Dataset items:
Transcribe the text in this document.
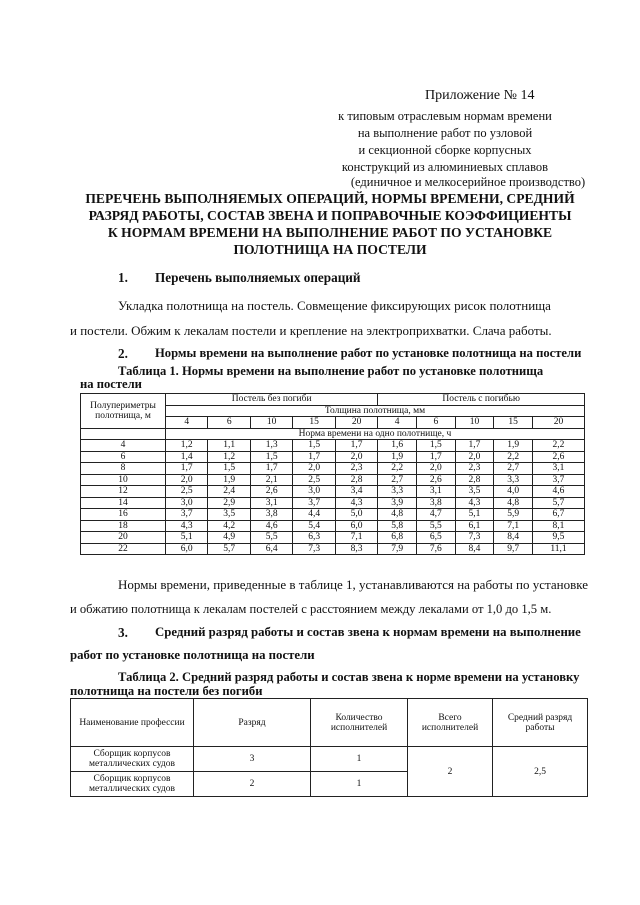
Приложение № 14
к типовым отраслевым нормам времени
на выполнение работ по узловой
и секционной сборке корпусных
конструкций из алюминиевых сплавов
(единичное и мелкосерийное производство)
ПЕРЕЧЕНЬ ВЫПОЛНЯЕМЫХ ОПЕРАЦИЙ, НОРМЫ ВРЕМЕНИ, СРЕДНИЙ
РАЗРЯД РАБОТЫ, СОСТАВ ЗВЕНА И ПОПРАВОЧНЫЕ КОЭФФИЦИЕНТЫ
К НОРМАМ ВРЕМЕНИ НА ВЫПОЛНЕНИЕ РАБОТ ПО УСТАНОВКЕ
ПОЛОТНИЩА НА ПОСТЕЛИ
1. Перечень выполняемых операций
Укладка полотнища на постель. Совмещение фиксирующих рисок полотнища
и постели. Обжим к лекалам постели и крепление на электроприхватки. Слача работы.
2. Нормы времени на выполнение работ по установке полотнища на постели
Таблица 1. Нормы времени на выполнение работ по установке полотнища
на постели
Полупериметры полотнища, м	Постель без погиби					Постель с погибью				
	Толщина полотнища, мм									
	4	6	10	15	20	4	6	10	15	20
	Норма времени на одно полотнище, ч									
4	1,2	1,1	1,3	1,5	1,7	1,6	1,5	1,7	1,9	2,2
6	1,4	1,2	1,5	1,7	2,0	1,9	1,7	2,0	2,2	2,6
8	1,7	1,5	1,7	2,0	2,3	2,2	2,0	2,3	2,7	3,1
10	2,0	1,9	2,1	2,5	2,8	2,7	2,6	2,8	3,3	3,7
12	2,5	2,4	2,6	3,0	3,4	3,3	3,1	3,5	4,0	4,6
14	3,0	2,9	3,1	3,7	4,3	3,9	3,8	4,3	4,8	5,7
16	3,7	3,5	3,8	4,4	5,0	4,8	4,7	5,1	5,9	6,7
18	4,3	4,2	4,6	5,4	6,0	5,8	5,5	6,1	7,1	8,1
20	5,1	4,9	5,5	6,3	7,1	6,8	6,5	7,3	8,4	9,5
22	6,0	5,7	6,4	7,3	8,3	7,9	7,6	8,4	9,7	11,1
Нормы времени, приведенные в таблице 1, устанавливаются на работы по установке
и обжатию полотнища к лекалам постелей с расстоянием между лекалами от 1,0 до 1,5 м.
3. Средний разряд работы и состав звена к нормам времени на выполнение
работ по установке полотнища на постели
Таблица 2. Средний разряд работы и состав звена к норме времени на установку
полотнища на постели без погиби
Наименование профессии	Разряд	Количество исполнителей	Всего исполнителей	Средний разряд работы
Сборщик корпусов металлических судов	3	1	2	2,5
Сборщик корпусов металлических судов	2	1		
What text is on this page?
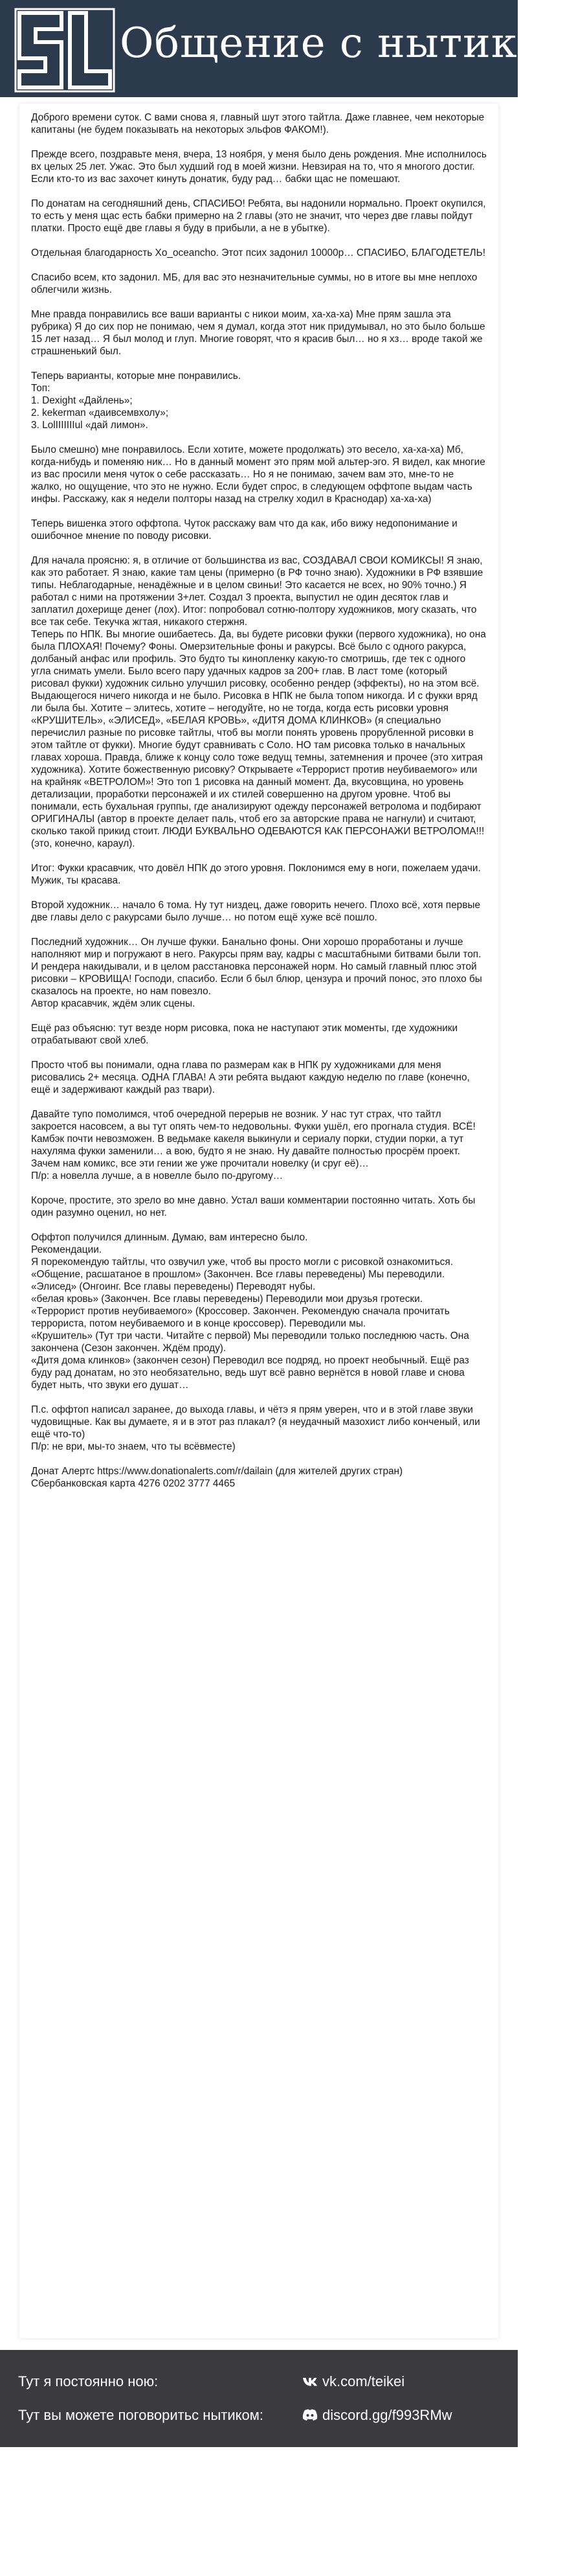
Общение с нытиком

Доброго времени суток. С вами снова я, главный шут этого тайтла. Даже главнее, чем некоторые капитаны (не будем показывать на некоторых эльфов ФАКОМ!).

Прежде всего, поздравьте меня, вчера, 13 ноября, у меня было день рождения. Мне исполнилось вх целых 25 лет. Ужас. Это был худший год в моей жизни. Невзирая на то, что я многого достиг. Если кто-то из вас захочет кинуть донатик, буду рад… бабки щас не помешают.

По донатам на сегодняшний день, СПАСИБО! Ребята, вы надонили нормально. Проект окупился, то есть у меня щас есть бабки примерно на 2 главы (это не значит, что через две главы пойдут платки. Просто ещё две главы я буду в прибыли, а не в убытке).

Отдельная благодарность Xo_oceancho. Этот псих задонил 10000р… СПАСИБО, БЛАГОДЕТЕЛЬ!

Спасибо всем, кто задонил. МБ, для вас это незначительные суммы, но в итоге вы мне неплохо облегчили жизнь.

Мне правда понравились все ваши варианты с никои моим, ха-ха-ха) Мне прям зашла эта рубрика) Я до сих пор не понимаю, чем я думал, когда этот ник придумывал, но это было больше 15 лет назад… Я был молод и глуп. Многие говорят, что я красив был… но я хз… вроде такой же страшненький был.

Теперь варианты, которые мне понравились.
Топ:
1. Dexight «Дайлень»;
2. kekerman «даивсемвхолу»;
3. LolIIIIIIIul «дай лимон».

Было смешно) мне понравилось. Если хотите, можете продолжать) это весело, ха-ха-ха) Мб, когда-нибудь и поменяю ник… Но в данный момент это прям мой альтер-эго. Я видел, как многие из вас просили меня чуток о себе рассказать… Но я не понимаю, зачем вам это, мне-то не жалко, но ощущение, что это не нужно. Если будет спрос, в следующем оффтопе выдам часть инфы. Расскажу, как я недели полторы назад на стрелку ходил в Краснодар) ха-ха-ха)

Теперь вишенка этого оффтопа. Чуток расскажу вам что да как, ибо вижу недопонимание и ошибочное мнение по поводу рисовки.

Для начала проясню: я, в отличие от большинства из вас, СОЗДАВАЛ СВОИ КОМИКСЫ! Я знаю, как это работает. Я знаю, какие там цены (примерно (в РФ точно знаю). Художники в РФ взявшие типы. Неблагодарные, ненадёжные и в целом свиньи! Это касается не всех, но 90% точно.) Я работал с ними на протяжении 3+лет. Создал 3 проекта, выпустил не один десяток глав и заплатил дохерище денег (лох). Итог: попробовал сотню-полтору художников, могу сказать, что все так себе. Текучка жгтая, никакого стержня.
Теперь по НПК. Вы многие ошибаетесь. Да, вы будете рисовки фукки (первого художника), но она была ПЛОХАЯ! Почему? Фоны. Омерзительные фоны и ракурсы. Всё было с одного ракурса, долбаный анфас или профиль. Это будто ты кинопленку какую-то смотришь, где тек с одного угла снимать умели. Было всего пару удачных кадров за 200+ глав. В ласт томе (который рисовал фукки) художник сильно улучшил рисовку, особенно рендер (эффекты), но на этом всё. Выдающегося ничего никогда и не было. Рисовка в НПК не была топом никогда. И с фукки вряд ли была бы. Хотите – элитесь, хотите – негодуйте, но не тогда, когда есть рисовки уровня «КРУШИТЕЛЬ», «ЭЛИСЕД», «БЕЛАЯ КРОВЬ», «ДИТЯ ДОМА КЛИНКОВ» (я специально перечислил разные по рисовке тайтлы, чтоб вы могли понять уровень прорубленной рисовки в этом тайтле от фукки). Многие будут сравнивать с Соло. НО там рисовка только в начальных главах хороша. Правда, ближе к концу соло тоже ведущ темны, затемнения и прочее (это хитрая художника). Хотите божественную рисовку? Открываете «Террорист против неубиваемого» или на крайняк «ВЕТРОЛОМ»! Это топ 1 рисовка на данный момент. Да, вкусовщина, но уровень детализации, проработки персонажей и их стилей совершенно на другом уровне. Чтоб вы понимали, есть бухальная группы, где анализируют одежду персонажей ветролома и подбирают ОРИГИНАЛЫ (автор в проекте делает паль, чтоб его за авторские права не нагнули) и считают, сколько такой прикид стоит. ЛЮДИ БУКВАЛЬНО ОДЕВАЮТСЯ КАК ПЕРСОНАЖИ ВЕТРОЛОМА!!!(это, конечно, караул).

Итог: Фукки красавчик, что довёл НПК до этого уровня. Поклонимся ему в ноги, пожелаем удачи. Мужик, ты красава.

Второй художник… начало 6 тома. Ну тут низдец, даже говорить нечего. Плохо всё, хотя первые две главы дело с ракурсами было лучше… но потом ещё хуже всё пошло.

Последний художник… Он лучше фукки. Банально фоны. Они хорошо проработаны и лучше наполняют мир и погружают в него. Ракурсы прям вау, кадры с масштабными битвами были топ. И рендера накидывали, и в целом расстановка персонажей норм. Но самый главный плюс этой рисовки – КРОВИЩА! Господи, спасибо. Если б был блюр, цензура и прочий понос, это плохо бы сказалось на проекте, но нам повезло.
Автор красавчик, ждём элик сцены.

Ещё раз объясню: тут везде норм рисовка, пока не наступают этик моменты, где художники отрабатывают свой хлеб.

Просто чтоб вы понимали, одна глава по размерам как в НПК ру художниками для меня рисовались 2+ месяца. ОДНА ГЛАВА! А эти ребята выдают каждую неделю по главе (конечно, ещё и задерживают каждый раз твари).

Давайте тупо помолимся, чтоб очередной перерыв не возник. У нас тут страх, что тайтл закроется насовсем, а вы тут опять чем-то недовольны. Фукки ушёл, его прогнала студия. ВСЁ! Камбэк почти невозможен. В ведьмаке какеля выкинули и сериалу порки, студии порки, а тут нахуляма фукки заменили… а вою, будто я не знаю. Ну давайте полностью просрём проект. Зачем нам комикс, все эти гении же уже прочитали новелку (и сруг её)…
П/р: а новелла лучше, а в новелле было по-другому…

Короче, простите, это зрело во мне давно. Устал ваши комментарии постоянно читать. Хоть бы один разумно оценил, но нет.

Оффтоп получился длинным. Думаю, вам интересно было.
Рекомендации.
Я порекомендую тайтлы, что озвучил уже, чтоб вы просто могли с рисовкой ознакомиться. «Общение, расшатаное в прошлом» (Закончен. Все главы переведены) Мы переводили.
«Элисед» (Онгоинг. Все главы переведены) Переводят нубы.
«белая кровь» (Закончен. Все главы переведены) Переводили мои друзья гротески.
«Террорист против неубиваемого» (Кроссовер. Закончен. Рекомендую сначала прочитать террориста, потом неубиваемого и в конце кроссовер). Переводили мы.
«Крушитель» (Тут три части. Читайте с первой) Мы переводили только последнюю часть. Она закончена (Сезон закончен. Ждём проду).
«Дитя дома клинков» (закончен сезон) Переводил все подряд, но проект необычный. Ещё раз буду рад донатам, но это необязательно, ведь шут всё равно вернётся в новой главе и снова будет ныть, что звуки его душат…

П.с. оффтоп написал заранее, до выхода главы, и чётэ я прям уверен, что и в этой главе звуки чудовищные. Как вы думаете, я и в этот раз плакал? (я неудачный мазохист либо конченый, или ещё что-то)
П/р: не ври, мы-то знаем, что ты всёвместе)

Донат Алертс https://www.donationalerts.com/r/dailain (для жителей других стран)
Сбербанковская карта 4276 0202 3777 4465

Тут я постоянно ною:	vk.com/teikei
Тут вы можете поговоритьс нытиком:	discord.gg/f993RMw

**Aim**
Show the lines of the records that contain the word "бабки".

**Solution**
Прежде всего, поздравьте меня, вчера, 13 ноября, у меня было день рождения. Мне исполнилось вх целых 25 лет. Ужас. Это был худший год в моей жизни. Невзирая на то, что я многого достиг. Если кто-то из вас захочет кинуть донатик, буду рад… бабки щас не помешают.
По донатам на сегодняшний день, СПАСИБО! Ребята, вы надонили нормально. Проект окупился, то есть у меня щас есть бабки примерно на 2 главы (это не значит, что через две главы пойдут платки. Просто ещё две главы я буду в прибыли, а не в убытке).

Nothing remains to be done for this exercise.